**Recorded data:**

- - - - -

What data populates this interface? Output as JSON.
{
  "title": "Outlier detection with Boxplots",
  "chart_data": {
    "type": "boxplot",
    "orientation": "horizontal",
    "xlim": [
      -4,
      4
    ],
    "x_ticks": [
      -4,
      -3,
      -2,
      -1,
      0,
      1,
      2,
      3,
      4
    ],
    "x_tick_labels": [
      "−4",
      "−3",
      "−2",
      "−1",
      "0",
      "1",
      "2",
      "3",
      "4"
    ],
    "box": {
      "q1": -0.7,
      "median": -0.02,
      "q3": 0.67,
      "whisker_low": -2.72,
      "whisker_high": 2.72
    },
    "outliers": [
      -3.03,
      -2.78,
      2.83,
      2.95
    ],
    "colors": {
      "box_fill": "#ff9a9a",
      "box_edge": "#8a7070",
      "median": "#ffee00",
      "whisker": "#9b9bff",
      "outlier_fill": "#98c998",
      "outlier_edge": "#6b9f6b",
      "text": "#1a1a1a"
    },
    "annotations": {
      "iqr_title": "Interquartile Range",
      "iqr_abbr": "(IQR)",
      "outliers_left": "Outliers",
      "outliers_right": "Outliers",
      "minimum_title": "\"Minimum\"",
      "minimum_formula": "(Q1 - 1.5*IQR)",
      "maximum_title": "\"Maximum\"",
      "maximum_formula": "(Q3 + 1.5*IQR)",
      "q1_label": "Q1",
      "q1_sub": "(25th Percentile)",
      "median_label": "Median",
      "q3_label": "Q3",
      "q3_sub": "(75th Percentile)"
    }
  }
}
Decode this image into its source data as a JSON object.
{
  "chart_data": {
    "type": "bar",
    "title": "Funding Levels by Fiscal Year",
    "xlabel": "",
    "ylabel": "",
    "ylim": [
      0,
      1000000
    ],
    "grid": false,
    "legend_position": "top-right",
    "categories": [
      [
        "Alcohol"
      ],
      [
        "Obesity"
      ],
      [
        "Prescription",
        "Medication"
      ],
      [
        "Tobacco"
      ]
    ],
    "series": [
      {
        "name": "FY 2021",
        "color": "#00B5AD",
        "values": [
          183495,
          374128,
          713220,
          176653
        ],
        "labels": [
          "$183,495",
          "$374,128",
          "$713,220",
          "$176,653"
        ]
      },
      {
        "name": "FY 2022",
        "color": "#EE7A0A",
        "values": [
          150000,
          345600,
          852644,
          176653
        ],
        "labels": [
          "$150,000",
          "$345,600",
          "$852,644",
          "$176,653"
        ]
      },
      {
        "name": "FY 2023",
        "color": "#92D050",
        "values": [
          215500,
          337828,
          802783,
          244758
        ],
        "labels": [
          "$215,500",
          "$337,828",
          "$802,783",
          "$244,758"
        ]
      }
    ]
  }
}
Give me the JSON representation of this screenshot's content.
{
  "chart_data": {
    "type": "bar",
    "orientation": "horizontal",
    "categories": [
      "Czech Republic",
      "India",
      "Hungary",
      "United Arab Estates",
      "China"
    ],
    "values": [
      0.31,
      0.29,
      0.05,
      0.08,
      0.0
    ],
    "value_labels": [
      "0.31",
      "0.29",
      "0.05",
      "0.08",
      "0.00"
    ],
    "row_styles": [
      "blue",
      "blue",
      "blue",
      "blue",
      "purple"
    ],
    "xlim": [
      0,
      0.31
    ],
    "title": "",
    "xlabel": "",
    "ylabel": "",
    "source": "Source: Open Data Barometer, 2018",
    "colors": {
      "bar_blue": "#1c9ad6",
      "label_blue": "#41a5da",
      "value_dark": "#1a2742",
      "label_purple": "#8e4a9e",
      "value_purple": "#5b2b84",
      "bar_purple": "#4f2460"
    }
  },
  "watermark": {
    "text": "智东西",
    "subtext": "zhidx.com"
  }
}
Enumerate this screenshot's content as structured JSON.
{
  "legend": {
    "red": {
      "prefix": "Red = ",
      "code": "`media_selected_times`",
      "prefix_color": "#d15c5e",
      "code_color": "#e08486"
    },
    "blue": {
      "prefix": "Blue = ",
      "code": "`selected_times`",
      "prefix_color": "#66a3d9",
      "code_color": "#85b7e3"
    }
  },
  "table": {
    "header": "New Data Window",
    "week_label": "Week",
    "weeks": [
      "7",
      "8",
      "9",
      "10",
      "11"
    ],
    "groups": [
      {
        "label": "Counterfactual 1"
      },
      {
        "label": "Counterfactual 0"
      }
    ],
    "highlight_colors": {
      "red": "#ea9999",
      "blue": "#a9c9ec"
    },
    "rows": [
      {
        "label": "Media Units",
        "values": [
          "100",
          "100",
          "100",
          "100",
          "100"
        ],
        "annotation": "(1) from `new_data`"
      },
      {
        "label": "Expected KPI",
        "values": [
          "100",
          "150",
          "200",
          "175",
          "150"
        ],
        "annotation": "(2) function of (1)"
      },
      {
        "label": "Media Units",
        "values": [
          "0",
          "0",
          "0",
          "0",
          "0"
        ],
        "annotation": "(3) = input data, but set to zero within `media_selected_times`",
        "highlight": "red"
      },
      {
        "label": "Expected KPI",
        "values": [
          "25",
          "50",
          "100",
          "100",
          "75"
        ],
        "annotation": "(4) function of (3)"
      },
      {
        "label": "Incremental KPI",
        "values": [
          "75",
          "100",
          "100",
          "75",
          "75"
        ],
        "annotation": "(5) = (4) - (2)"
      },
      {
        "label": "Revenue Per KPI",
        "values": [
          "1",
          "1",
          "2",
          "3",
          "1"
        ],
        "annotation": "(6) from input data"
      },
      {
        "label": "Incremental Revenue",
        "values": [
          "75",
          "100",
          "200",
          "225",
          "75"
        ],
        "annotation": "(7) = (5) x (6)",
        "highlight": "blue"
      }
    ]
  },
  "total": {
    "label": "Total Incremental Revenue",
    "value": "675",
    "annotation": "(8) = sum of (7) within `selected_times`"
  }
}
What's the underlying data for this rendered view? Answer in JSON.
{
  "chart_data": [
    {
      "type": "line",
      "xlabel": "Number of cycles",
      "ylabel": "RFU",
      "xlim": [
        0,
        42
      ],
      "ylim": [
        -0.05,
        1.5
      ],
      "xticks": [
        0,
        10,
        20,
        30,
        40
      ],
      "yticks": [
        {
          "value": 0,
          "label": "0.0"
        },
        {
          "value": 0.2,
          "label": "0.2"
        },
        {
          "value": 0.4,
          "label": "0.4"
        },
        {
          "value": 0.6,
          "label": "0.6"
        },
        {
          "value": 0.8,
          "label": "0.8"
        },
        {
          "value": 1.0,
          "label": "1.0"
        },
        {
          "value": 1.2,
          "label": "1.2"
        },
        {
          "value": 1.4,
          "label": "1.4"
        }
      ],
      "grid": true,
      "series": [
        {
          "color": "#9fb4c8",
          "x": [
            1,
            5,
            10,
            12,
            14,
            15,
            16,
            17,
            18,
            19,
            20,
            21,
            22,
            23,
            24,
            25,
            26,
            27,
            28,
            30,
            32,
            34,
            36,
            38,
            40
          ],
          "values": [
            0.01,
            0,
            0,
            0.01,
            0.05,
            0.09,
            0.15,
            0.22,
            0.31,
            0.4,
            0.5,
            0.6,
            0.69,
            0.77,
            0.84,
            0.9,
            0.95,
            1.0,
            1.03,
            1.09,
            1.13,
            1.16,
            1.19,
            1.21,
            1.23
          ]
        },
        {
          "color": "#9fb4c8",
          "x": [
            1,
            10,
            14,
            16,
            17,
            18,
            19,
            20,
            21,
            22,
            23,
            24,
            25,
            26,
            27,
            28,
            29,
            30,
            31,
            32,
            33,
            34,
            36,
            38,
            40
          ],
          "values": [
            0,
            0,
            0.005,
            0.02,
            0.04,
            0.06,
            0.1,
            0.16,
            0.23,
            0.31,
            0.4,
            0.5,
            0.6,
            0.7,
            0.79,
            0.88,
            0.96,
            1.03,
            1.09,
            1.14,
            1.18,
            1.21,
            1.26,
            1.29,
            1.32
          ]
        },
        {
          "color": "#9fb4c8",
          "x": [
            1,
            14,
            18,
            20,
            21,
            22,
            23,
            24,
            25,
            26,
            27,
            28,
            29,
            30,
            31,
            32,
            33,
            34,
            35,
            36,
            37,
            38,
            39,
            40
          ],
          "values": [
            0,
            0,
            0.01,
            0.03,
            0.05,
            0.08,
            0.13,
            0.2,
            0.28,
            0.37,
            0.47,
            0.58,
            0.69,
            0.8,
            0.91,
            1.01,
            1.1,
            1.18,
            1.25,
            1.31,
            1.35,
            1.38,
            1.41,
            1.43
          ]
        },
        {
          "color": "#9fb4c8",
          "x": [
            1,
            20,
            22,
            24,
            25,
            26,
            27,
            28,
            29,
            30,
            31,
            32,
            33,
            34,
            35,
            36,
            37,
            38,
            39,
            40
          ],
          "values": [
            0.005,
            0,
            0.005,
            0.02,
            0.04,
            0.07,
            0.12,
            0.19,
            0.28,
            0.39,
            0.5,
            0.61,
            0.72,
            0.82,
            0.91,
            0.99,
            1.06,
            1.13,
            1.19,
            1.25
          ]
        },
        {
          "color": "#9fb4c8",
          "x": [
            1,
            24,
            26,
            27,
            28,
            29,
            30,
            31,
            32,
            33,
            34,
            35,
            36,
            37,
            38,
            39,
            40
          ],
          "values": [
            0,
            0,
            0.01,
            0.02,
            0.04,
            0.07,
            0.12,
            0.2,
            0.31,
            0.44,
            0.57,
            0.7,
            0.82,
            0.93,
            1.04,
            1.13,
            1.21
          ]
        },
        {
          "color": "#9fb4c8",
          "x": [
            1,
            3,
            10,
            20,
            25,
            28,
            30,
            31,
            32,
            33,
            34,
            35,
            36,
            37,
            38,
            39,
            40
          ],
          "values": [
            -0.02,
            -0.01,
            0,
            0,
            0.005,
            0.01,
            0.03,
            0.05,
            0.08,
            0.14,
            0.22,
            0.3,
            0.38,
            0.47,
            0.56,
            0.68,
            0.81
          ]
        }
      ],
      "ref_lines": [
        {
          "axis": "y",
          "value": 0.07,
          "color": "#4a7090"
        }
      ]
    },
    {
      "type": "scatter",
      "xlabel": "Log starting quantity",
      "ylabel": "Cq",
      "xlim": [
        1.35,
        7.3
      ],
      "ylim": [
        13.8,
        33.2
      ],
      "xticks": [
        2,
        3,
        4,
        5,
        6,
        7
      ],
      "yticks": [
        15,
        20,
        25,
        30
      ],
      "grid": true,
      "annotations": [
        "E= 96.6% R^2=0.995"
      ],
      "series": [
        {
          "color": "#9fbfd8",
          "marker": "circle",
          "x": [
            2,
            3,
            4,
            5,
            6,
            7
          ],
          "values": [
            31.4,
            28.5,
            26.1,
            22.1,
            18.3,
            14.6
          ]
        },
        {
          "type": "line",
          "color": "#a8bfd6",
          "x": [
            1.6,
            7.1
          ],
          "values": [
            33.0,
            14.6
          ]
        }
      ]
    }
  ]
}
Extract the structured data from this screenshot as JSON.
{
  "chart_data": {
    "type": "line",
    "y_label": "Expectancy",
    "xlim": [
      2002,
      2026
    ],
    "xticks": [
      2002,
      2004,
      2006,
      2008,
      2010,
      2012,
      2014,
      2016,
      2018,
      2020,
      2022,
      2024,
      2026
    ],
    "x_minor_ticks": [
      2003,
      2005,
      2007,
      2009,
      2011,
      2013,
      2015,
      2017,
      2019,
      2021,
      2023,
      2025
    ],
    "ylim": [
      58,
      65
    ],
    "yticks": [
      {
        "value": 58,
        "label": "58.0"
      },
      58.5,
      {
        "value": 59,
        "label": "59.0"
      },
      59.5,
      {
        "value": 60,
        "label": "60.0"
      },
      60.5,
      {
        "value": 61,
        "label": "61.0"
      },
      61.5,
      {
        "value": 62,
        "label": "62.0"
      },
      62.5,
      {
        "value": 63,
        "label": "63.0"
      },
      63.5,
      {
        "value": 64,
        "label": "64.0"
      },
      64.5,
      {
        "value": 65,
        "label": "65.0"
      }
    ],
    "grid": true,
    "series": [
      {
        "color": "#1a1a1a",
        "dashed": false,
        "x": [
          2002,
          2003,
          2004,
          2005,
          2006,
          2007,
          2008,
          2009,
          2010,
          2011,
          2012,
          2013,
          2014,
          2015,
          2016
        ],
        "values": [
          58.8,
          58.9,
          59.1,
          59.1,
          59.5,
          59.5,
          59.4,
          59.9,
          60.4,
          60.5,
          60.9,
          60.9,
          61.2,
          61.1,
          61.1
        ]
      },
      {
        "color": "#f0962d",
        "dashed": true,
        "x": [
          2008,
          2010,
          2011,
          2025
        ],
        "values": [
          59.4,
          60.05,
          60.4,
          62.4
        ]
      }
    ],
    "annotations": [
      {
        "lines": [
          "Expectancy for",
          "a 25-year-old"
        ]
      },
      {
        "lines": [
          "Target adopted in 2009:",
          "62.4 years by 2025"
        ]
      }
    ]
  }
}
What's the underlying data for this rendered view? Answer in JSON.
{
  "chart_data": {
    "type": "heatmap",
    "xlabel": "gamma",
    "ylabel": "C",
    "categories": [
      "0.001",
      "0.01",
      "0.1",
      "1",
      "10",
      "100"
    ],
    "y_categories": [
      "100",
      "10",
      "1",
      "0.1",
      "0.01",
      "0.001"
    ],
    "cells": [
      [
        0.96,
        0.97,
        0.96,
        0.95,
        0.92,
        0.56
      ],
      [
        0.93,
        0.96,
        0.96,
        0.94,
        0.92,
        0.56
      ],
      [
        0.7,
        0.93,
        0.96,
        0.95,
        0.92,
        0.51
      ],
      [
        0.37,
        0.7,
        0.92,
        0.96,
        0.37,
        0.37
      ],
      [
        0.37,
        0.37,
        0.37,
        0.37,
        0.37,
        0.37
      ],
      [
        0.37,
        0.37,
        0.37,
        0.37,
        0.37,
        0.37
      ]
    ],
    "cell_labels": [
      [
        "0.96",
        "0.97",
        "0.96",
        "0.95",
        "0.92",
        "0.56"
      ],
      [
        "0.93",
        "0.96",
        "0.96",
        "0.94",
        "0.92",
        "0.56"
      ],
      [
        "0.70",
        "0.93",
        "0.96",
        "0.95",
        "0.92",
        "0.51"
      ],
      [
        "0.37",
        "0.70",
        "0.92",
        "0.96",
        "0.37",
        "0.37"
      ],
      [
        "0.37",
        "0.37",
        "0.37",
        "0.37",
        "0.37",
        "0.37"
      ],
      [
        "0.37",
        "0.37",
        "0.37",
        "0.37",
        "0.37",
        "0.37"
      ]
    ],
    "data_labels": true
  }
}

- - - - -

**Task brief:**
Check every line of the data above for the string "screenshot", and copy those that have it.

**Task response:**
Give me the JSON representation of this screenshot's content.
Enumerate this screenshot's content as structured JSON.
Extract the structured data from this screenshot as JSON.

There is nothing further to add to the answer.